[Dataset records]
====
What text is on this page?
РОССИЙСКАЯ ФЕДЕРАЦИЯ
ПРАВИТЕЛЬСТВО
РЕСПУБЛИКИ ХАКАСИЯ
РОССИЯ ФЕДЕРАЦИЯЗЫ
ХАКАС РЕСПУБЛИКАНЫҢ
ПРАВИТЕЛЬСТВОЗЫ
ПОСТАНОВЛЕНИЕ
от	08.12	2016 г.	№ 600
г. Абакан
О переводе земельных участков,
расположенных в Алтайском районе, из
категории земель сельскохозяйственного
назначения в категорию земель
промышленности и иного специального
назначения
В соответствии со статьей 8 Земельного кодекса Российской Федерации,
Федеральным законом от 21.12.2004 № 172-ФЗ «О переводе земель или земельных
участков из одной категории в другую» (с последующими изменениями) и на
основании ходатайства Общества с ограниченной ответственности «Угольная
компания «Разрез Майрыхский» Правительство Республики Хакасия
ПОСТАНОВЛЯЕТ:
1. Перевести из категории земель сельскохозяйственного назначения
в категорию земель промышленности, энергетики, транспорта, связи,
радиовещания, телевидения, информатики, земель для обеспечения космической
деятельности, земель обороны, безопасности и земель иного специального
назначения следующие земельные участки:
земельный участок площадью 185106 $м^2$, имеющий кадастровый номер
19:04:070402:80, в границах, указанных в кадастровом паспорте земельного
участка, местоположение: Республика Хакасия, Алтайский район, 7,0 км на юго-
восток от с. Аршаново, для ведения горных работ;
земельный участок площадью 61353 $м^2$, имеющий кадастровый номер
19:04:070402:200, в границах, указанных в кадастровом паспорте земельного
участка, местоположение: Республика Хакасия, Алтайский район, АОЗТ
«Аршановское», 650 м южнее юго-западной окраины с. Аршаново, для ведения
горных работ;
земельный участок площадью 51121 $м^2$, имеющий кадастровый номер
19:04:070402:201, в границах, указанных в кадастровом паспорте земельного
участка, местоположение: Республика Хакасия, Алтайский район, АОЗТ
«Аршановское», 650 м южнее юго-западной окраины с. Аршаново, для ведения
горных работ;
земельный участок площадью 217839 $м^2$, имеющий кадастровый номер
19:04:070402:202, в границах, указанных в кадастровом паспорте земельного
====
Copy each line above that contains the word "указанных".

19:04:070402:80, в границах, указанных в кадастровом паспорте земельного
19:04:070402:200, в границах, указанных в кадастровом паспорте земельного
19:04:070402:201, в границах, указанных в кадастровом паспорте земельного
19:04:070402:202, в границах, указанных в кадастровом паспорте земельного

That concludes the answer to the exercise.